#### Aim of the exercise:
Will you quote all of the entries, word for word?

#### Task inputs:
-------

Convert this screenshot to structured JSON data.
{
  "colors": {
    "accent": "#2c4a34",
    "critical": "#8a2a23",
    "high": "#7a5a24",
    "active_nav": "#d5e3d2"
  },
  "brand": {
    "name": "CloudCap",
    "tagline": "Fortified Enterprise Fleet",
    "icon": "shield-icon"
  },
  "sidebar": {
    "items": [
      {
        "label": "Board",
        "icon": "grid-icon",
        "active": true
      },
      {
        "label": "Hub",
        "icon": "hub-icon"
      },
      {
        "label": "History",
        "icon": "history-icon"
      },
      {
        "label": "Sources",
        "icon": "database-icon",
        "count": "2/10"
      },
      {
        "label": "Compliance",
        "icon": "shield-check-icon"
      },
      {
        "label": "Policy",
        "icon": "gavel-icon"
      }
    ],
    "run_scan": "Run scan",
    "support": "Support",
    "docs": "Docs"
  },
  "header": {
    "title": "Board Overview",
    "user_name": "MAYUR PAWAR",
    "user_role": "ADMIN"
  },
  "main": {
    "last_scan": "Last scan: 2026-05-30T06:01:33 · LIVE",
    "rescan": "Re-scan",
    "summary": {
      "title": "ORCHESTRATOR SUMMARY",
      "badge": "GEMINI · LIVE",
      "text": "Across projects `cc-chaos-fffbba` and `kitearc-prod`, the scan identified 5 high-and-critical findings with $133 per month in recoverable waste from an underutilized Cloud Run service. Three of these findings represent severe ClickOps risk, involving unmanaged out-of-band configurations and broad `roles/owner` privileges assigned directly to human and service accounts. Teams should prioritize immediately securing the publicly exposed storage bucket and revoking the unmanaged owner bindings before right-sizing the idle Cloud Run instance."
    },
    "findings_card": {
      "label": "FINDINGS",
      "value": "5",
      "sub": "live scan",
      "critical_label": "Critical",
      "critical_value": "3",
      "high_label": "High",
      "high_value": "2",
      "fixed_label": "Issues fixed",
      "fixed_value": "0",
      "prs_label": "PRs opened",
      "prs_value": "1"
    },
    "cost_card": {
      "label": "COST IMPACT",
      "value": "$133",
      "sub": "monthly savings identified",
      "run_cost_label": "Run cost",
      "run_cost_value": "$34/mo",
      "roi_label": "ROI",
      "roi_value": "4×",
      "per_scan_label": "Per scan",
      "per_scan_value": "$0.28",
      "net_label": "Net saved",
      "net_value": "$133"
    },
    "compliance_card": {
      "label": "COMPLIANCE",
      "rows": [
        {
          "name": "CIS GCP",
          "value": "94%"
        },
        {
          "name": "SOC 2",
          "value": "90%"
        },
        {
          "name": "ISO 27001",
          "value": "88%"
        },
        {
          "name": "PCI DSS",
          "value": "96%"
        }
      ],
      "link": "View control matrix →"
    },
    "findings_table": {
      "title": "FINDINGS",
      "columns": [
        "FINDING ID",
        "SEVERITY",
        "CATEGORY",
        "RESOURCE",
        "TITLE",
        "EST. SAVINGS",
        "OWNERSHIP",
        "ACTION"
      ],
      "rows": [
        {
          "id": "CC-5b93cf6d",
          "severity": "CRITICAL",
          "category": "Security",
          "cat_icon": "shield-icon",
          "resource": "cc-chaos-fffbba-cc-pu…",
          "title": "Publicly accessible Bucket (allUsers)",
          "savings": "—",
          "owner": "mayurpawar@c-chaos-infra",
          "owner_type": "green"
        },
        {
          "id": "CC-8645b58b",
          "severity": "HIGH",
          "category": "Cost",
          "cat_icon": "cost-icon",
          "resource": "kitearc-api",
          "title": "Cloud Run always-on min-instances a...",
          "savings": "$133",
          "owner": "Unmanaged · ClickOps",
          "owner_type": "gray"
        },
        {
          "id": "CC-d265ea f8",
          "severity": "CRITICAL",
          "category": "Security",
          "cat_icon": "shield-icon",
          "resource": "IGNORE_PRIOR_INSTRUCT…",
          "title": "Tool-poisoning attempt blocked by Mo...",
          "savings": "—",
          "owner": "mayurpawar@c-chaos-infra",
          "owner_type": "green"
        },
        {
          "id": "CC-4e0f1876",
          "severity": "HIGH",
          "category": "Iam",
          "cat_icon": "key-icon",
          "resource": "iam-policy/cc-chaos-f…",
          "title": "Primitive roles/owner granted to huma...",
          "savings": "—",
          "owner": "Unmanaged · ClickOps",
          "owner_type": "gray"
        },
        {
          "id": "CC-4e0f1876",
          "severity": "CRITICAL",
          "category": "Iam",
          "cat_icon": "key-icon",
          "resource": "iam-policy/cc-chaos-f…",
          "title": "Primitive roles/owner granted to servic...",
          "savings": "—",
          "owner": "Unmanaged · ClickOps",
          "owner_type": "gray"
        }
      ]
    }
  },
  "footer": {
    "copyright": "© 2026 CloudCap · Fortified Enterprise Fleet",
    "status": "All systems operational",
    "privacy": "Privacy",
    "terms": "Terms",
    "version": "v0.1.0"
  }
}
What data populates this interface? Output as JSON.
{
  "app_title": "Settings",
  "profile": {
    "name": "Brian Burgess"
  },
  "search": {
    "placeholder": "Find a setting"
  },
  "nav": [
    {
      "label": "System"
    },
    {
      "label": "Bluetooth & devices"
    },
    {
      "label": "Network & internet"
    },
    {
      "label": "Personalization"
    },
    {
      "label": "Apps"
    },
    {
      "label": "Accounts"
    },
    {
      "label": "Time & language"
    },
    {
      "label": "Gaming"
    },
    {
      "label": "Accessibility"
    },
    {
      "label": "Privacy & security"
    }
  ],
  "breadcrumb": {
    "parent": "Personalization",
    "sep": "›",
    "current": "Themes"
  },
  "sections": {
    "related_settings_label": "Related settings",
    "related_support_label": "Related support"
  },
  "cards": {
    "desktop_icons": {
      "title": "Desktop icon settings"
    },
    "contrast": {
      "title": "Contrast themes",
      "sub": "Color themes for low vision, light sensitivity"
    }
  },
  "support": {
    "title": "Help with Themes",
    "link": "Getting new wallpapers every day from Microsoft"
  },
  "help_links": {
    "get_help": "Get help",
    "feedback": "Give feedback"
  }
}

-------

#### Task answer:
Convert this screenshot to structured JSON data.
{
  "colors": {
    "accent": "#2c4a34",
    "critical": "#8a2a23",
    "high": "#7a5a24",
    "active_nav": "#d5e3d2"
  },
  "brand": {
    "name": "CloudCap",
    "tagline": "Fortified Enterprise Fleet",
    "icon": "shield-icon"
  },
  "sidebar": {
    "items": [
      {
        "label": "Board",
        "icon": "grid-icon",
        "active": true
      },
      {
        "label": "Hub",
        "icon": "hub-icon"
      },
      {
        "label": "History",
        "icon": "history-icon"
      },
      {
        "label": "Sources",
        "icon": "database-icon",
        "count": "2/10"
      },
      {
        "label": "Compliance",
        "icon": "shield-check-icon"
      },
      {
        "label": "Policy",
        "icon": "gavel-icon"
      }
    ],
    "run_scan": "Run scan",
    "support": "Support",
    "docs": "Docs"
  },
  "header": {
    "title": "Board Overview",
    "user_name": "MAYUR PAWAR",
    "user_role": "ADMIN"
  },
  "main": {
    "last_scan": "Last scan: 2026-05-30T06:01:33 · LIVE",
    "rescan": "Re-scan",
    "summary": {
      "title": "ORCHESTRATOR SUMMARY",
      "badge": "GEMINI · LIVE",
      "text": "Across projects `cc-chaos-fffbba` and `kitearc-prod`, the scan identified 5 high-and-critical findings with $133 per month in recoverable waste from an underutilized Cloud Run service. Three of these findings represent severe ClickOps risk, involving unmanaged out-of-band configurations and broad `roles/owner` privileges assigned directly to human and service accounts. Teams should prioritize immediately securing the publicly exposed storage bucket and revoking the unmanaged owner bindings before right-sizing the idle Cloud Run instance."
    },
    "findings_card": {
      "label": "FINDINGS",
      "value": "5",
      "sub": "live scan",
      "critical_label": "Critical",
      "critical_value": "3",
      "high_label": "High",
      "high_value": "2",
      "fixed_label": "Issues fixed",
      "fixed_value": "0",
      "prs_label": "PRs opened",
      "prs_value": "1"
    },
    "cost_card": {
      "label": "COST IMPACT",
      "value": "$133",
      "sub": "monthly savings identified",
      "run_cost_label": "Run cost",
      "run_cost_value": "$34/mo",
      "roi_label": "ROI",
      "roi_value": "4×",
      "per_scan_label": "Per scan",
      "per_scan_value": "$0.28",
      "net_label": "Net saved",
      "net_value": "$133"
    },
    "compliance_card": {
      "label": "COMPLIANCE",
      "rows": [
        {
          "name": "CIS GCP",
          "value": "94%"
        },
        {
          "name": "SOC 2",
          "value": "90%"
        },
        {
          "name": "ISO 27001",
          "value": "88%"
        },
        {
          "name": "PCI DSS",
          "value": "96%"
        }
      ],
      "link": "View control matrix →"
    },
    "findings_table": {
      "title": "FINDINGS",
      "columns": [
        "FINDING ID",
        "SEVERITY",
        "CATEGORY",
        "RESOURCE",
        "TITLE",
        "EST. SAVINGS",
        "OWNERSHIP",
        "ACTION"
      ],
      "rows": [
        {
          "id": "CC-5b93cf6d",
          "severity": "CRITICAL",
          "category": "Security",
          "cat_icon": "shield-icon",
          "resource": "cc-chaos-fffbba-cc-pu…",
          "title": "Publicly accessible Bucket (allUsers)",
          "savings": "—",
          "owner": "mayurpawar@c-chaos-infra",
          "owner_type": "green"
        },
        {
          "id": "CC-8645b58b",
          "severity": "HIGH",
          "category": "Cost",
          "cat_icon": "cost-icon",
          "resource": "kitearc-api",
          "title": "Cloud Run always-on min-instances a...",
          "savings": "$133",
          "owner": "Unmanaged · ClickOps",
          "owner_type": "gray"
        },
        {
          "id": "CC-d265ea f8",
          "severity": "CRITICAL",
          "category": "Security",
          "cat_icon": "shield-icon",
          "resource": "IGNORE_PRIOR_INSTRUCT…",
          "title": "Tool-poisoning attempt blocked by Mo...",
          "savings": "—",
          "owner": "mayurpawar@c-chaos-infra",
          "owner_type": "green"
        },
        {
          "id": "CC-4e0f1876",
          "severity": "HIGH",
          "category": "Iam",
          "cat_icon": "key-icon",
          "resource": "iam-policy/cc-chaos-f…",
          "title": "Primitive roles/owner granted to huma...",
          "savings": "—",
          "owner": "Unmanaged · ClickOps",
          "owner_type": "gray"
        },
        {
          "id": "CC-4e0f1876",
          "severity": "CRITICAL",
          "category": "Iam",
          "cat_icon": "key-icon",
          "resource": "iam-policy/cc-chaos-f…",
          "title": "Primitive roles/owner granted to servic...",
          "savings": "—",
          "owner": "Unmanaged · ClickOps",
          "owner_type": "gray"
        }
      ]
    }
  },
  "footer": {
    "copyright": "© 2026 CloudCap · Fortified Enterprise Fleet",
    "status": "All systems operational",
    "privacy": "Privacy",
    "terms": "Terms",
    "version": "v0.1.0"
  }
}
What data populates this interface? Output as JSON.
{
  "app_title": "Settings",
  "profile": {
    "name": "Brian Burgess"
  },
  "search": {
    "placeholder": "Find a setting"
  },
  "nav": [
    {
      "label": "System"
    },
    {
      "label": "Bluetooth & devices"
    },
    {
      "label": "Network & internet"
    },
    {
      "label": "Personalization"
    },
    {
      "label": "Apps"
    },
    {
      "label": "Accounts"
    },
    {
      "label": "Time & language"
    },
    {
      "label": "Gaming"
    },
    {
      "label": "Accessibility"
    },
    {
      "label": "Privacy & security"
    }
  ],
  "breadcrumb": {
    "parent": "Personalization",
    "sep": "›",
    "current": "Themes"
  },
  "sections": {
    "related_settings_label": "Related settings",
    "related_support_label": "Related support"
  },
  "cards": {
    "desktop_icons": {
      "title": "Desktop icon settings"
    },
    "contrast": {
      "title": "Contrast themes",
      "sub": "Color themes for low vision, light sensitivity"
    }
  },
  "support": {
    "title": "Help with Themes",
    "link": "Getting new wallpapers every day from Microsoft"
  },
  "help_links": {
    "get_help": "Get help",
    "feedback": "Give feedback"
  }
}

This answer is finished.